§ **Your objective**
Would you copy out the whole listing exactly as given?

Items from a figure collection
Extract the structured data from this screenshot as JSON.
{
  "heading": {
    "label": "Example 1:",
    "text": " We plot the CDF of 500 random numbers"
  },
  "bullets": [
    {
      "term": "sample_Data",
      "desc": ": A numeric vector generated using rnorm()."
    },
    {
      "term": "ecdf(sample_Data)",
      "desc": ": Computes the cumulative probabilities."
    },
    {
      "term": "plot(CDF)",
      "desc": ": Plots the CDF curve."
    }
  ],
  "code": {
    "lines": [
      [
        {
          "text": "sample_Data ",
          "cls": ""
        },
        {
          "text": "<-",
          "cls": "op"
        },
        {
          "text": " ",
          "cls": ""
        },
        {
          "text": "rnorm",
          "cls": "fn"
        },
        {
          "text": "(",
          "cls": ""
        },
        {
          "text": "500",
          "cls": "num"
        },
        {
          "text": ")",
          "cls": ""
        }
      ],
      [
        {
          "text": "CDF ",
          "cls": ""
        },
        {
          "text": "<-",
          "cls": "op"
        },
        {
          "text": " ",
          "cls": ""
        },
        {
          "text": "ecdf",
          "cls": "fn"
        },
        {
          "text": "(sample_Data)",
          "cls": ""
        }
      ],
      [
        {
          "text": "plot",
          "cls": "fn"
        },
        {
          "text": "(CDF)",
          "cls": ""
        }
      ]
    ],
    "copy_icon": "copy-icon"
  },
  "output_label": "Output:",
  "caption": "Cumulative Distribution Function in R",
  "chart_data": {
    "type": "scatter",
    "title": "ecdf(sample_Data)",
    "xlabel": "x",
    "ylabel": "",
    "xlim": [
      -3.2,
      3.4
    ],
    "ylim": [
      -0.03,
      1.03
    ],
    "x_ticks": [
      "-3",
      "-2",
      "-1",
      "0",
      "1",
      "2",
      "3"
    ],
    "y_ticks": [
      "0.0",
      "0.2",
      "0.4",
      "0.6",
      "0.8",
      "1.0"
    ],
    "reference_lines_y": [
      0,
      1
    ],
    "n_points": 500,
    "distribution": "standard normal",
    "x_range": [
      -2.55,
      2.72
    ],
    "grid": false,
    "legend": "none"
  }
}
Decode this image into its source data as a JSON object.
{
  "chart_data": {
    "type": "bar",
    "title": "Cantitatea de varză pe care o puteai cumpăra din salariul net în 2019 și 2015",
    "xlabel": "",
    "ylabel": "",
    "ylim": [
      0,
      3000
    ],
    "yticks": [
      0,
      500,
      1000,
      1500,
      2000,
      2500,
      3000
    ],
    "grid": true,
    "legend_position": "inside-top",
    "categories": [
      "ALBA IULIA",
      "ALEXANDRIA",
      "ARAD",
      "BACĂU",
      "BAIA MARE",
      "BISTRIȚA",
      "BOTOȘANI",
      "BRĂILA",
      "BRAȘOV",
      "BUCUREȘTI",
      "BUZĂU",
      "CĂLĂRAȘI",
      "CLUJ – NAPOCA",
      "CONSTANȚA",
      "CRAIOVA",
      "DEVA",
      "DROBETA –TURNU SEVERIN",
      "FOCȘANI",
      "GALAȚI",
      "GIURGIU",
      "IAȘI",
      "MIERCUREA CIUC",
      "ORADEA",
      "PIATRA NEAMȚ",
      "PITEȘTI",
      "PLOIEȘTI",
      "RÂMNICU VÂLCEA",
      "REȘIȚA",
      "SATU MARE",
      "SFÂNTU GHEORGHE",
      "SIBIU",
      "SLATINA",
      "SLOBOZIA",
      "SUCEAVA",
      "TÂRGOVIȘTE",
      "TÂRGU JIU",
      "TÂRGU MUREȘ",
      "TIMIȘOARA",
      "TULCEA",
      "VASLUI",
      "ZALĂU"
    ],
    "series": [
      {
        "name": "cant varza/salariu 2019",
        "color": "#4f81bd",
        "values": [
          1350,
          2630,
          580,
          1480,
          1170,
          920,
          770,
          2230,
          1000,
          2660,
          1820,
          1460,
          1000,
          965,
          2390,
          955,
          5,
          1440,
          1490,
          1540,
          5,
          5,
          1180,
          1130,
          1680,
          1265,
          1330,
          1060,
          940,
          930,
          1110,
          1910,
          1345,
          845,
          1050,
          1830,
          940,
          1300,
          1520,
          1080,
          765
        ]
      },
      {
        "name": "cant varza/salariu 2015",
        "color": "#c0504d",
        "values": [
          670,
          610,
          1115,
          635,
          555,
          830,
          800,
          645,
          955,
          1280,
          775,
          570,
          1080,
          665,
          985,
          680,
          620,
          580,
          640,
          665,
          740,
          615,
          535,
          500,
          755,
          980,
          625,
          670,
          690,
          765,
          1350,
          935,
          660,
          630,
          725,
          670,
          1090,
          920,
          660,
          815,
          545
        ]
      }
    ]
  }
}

§ **Answer to the exercise**
Extract the structured data from this screenshot as JSON.
{
  "heading": {
    "label": "Example 1:",
    "text": " We plot the CDF of 500 random numbers"
  },
  "bullets": [
    {
      "term": "sample_Data",
      "desc": ": A numeric vector generated using rnorm()."
    },
    {
      "term": "ecdf(sample_Data)",
      "desc": ": Computes the cumulative probabilities."
    },
    {
      "term": "plot(CDF)",
      "desc": ": Plots the CDF curve."
    }
  ],
  "code": {
    "lines": [
      [
        {
          "text": "sample_Data ",
          "cls": ""
        },
        {
          "text": "<-",
          "cls": "op"
        },
        {
          "text": " ",
          "cls": ""
        },
        {
          "text": "rnorm",
          "cls": "fn"
        },
        {
          "text": "(",
          "cls": ""
        },
        {
          "text": "500",
          "cls": "num"
        },
        {
          "text": ")",
          "cls": ""
        }
      ],
      [
        {
          "text": "CDF ",
          "cls": ""
        },
        {
          "text": "<-",
          "cls": "op"
        },
        {
          "text": " ",
          "cls": ""
        },
        {
          "text": "ecdf",
          "cls": "fn"
        },
        {
          "text": "(sample_Data)",
          "cls": ""
        }
      ],
      [
        {
          "text": "plot",
          "cls": "fn"
        },
        {
          "text": "(CDF)",
          "cls": ""
        }
      ]
    ],
    "copy_icon": "copy-icon"
  },
  "output_label": "Output:",
  "caption": "Cumulative Distribution Function in R",
  "chart_data": {
    "type": "scatter",
    "title": "ecdf(sample_Data)",
    "xlabel": "x",
    "ylabel": "",
    "xlim": [
      -3.2,
      3.4
    ],
    "ylim": [
      -0.03,
      1.03
    ],
    "x_ticks": [
      "-3",
      "-2",
      "-1",
      "0",
      "1",
      "2",
      "3"
    ],
    "y_ticks": [
      "0.0",
      "0.2",
      "0.4",
      "0.6",
      "0.8",
      "1.0"
    ],
    "reference_lines_y": [
      0,
      1
    ],
    "n_points": 500,
    "distribution": "standard normal",
    "x_range": [
      -2.55,
      2.72
    ],
    "grid": false,
    "legend": "none"
  }
}
Decode this image into its source data as a JSON object.
{
  "chart_data": {
    "type": "bar",
    "title": "Cantitatea de varză pe care o puteai cumpăra din salariul net în 2019 și 2015",
    "xlabel": "",
    "ylabel": "",
    "ylim": [
      0,
      3000
    ],
    "yticks": [
      0,
      500,
      1000,
      1500,
      2000,
      2500,
      3000
    ],
    "grid": true,
    "legend_position": "inside-top",
    "categories": [
      "ALBA IULIA",
      "ALEXANDRIA",
      "ARAD",
      "BACĂU",
      "BAIA MARE",
      "BISTRIȚA",
      "BOTOȘANI",
      "BRĂILA",
      "BRAȘOV",
      "BUCUREȘTI",
      "BUZĂU",
      "CĂLĂRAȘI",
      "CLUJ – NAPOCA",
      "CONSTANȚA",
      "CRAIOVA",
      "DEVA",
      "DROBETA –TURNU SEVERIN",
      "FOCȘANI",
      "GALAȚI",
      "GIURGIU",
      "IAȘI",
      "MIERCUREA CIUC",
      "ORADEA",
      "PIATRA NEAMȚ",
      "PITEȘTI",
      "PLOIEȘTI",
      "RÂMNICU VÂLCEA",
      "REȘIȚA",
      "SATU MARE",
      "SFÂNTU GHEORGHE",
      "SIBIU",
      "SLATINA",
      "SLOBOZIA",
      "SUCEAVA",
      "TÂRGOVIȘTE",
      "TÂRGU JIU",
      "TÂRGU MUREȘ",
      "TIMIȘOARA",
      "TULCEA",
      "VASLUI",
      "ZALĂU"
    ],
    "series": [
      {
        "name": "cant varza/salariu 2019",
        "color": "#4f81bd",
        "values": [
          1350,
          2630,
          580,
          1480,
          1170,
          920,
          770,
          2230,
          1000,
          2660,
          1820,
          1460,
          1000,
          965,
          2390,
          955,
          5,
          1440,
          1490,
          1540,
          5,
          5,
          1180,
          1130,
          1680,
          1265,
          1330,
          1060,
          940,
          930,
          1110,
          1910,
          1345,
          845,
          1050,
          1830,
          940,
          1300,
          1520,
          1080,
          765
        ]
      },
      {
        "name": "cant varza/salariu 2015",
        "color": "#c0504d",
        "values": [
          670,
          610,
          1115,
          635,
          555,
          830,
          800,
          645,
          955,
          1280,
          775,
          570,
          1080,
          665,
          985,
          680,
          620,
          580,
          640,
          665,
          740,
          615,
          535,
          500,
          755,
          980,
          625,
          670,
          690,
          765,
          1350,
          935,
          660,
          630,
          725,
          670,
          1090,
          920,
          660,
          815,
          545
        ]
      }
    ]
  }
}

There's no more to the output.